(Stored entries)
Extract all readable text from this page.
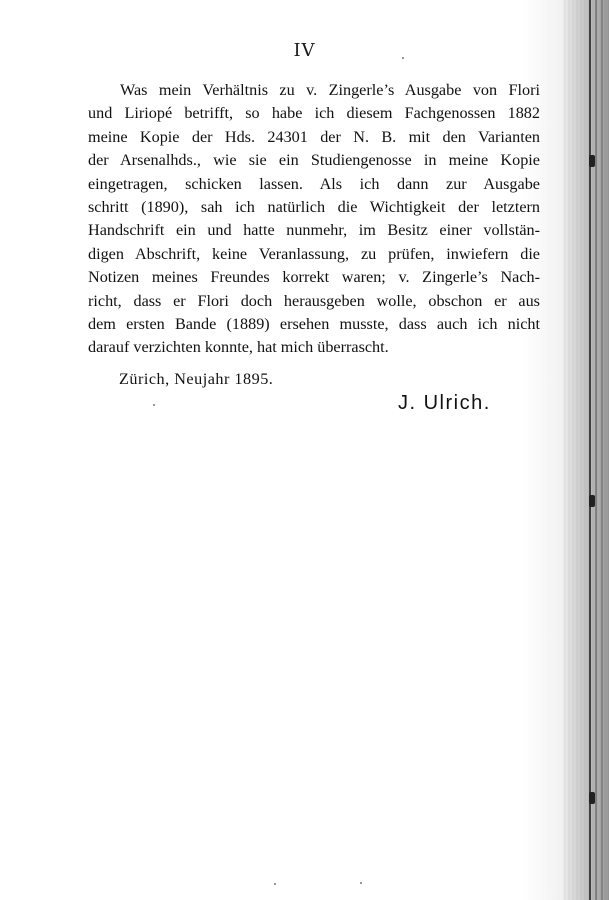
IV
Was mein Verhältnis zu v. Zingerle’s Ausgabe von Flori
und Liriopé betrifft, so habe ich diesem Fachgenossen 1882
meine Kopie der Hds. 24301 der N. B. mit den Varianten
der Arsenalhds., wie sie ein Studiengenosse in meine Kopie
eingetragen, schicken lassen. Als ich dann zur Ausgabe
schritt (1890), sah ich natürlich die Wichtigkeit der letztern
Handschrift ein und hatte nunmehr, im Besitz einer vollstän-
digen Abschrift, keine Veranlassung, zu prüfen, inwiefern die
Notizen meines Freundes korrekt waren; v. Zingerle’s Nach-
richt, dass er Flori doch herausgeben wolle, obschon er aus
dem ersten Bande (1889) ersehen musste, dass auch ich nicht
darauf verzichten konnte, hat mich überrascht.
Zürich, Neujahr 1895.
J. Ulrich.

→ **WORK TO COMPLETE**
Reproduce the material word for word, minus the images.

→ **SOLUTION TO THIS PROBLEM**
Extract all readable text from this page.
IV
Was mein Verhältnis zu v. Zingerle’s Ausgabe von Flori
und Liriopé betrifft, so habe ich diesem Fachgenossen 1882
meine Kopie der Hds. 24301 der N. B. mit den Varianten
der Arsenalhds., wie sie ein Studiengenosse in meine Kopie
eingetragen, schicken lassen. Als ich dann zur Ausgabe
schritt (1890), sah ich natürlich die Wichtigkeit der letztern
Handschrift ein und hatte nunmehr, im Besitz einer vollstän-
digen Abschrift, keine Veranlassung, zu prüfen, inwiefern die
Notizen meines Freundes korrekt waren; v. Zingerle’s Nach-
richt, dass er Flori doch herausgeben wolle, obschon er aus
dem ersten Bande (1889) ersehen musste, dass auch ich nicht
darauf verzichten konnte, hat mich überrascht.
Zürich, Neujahr 1895.
J. Ulrich.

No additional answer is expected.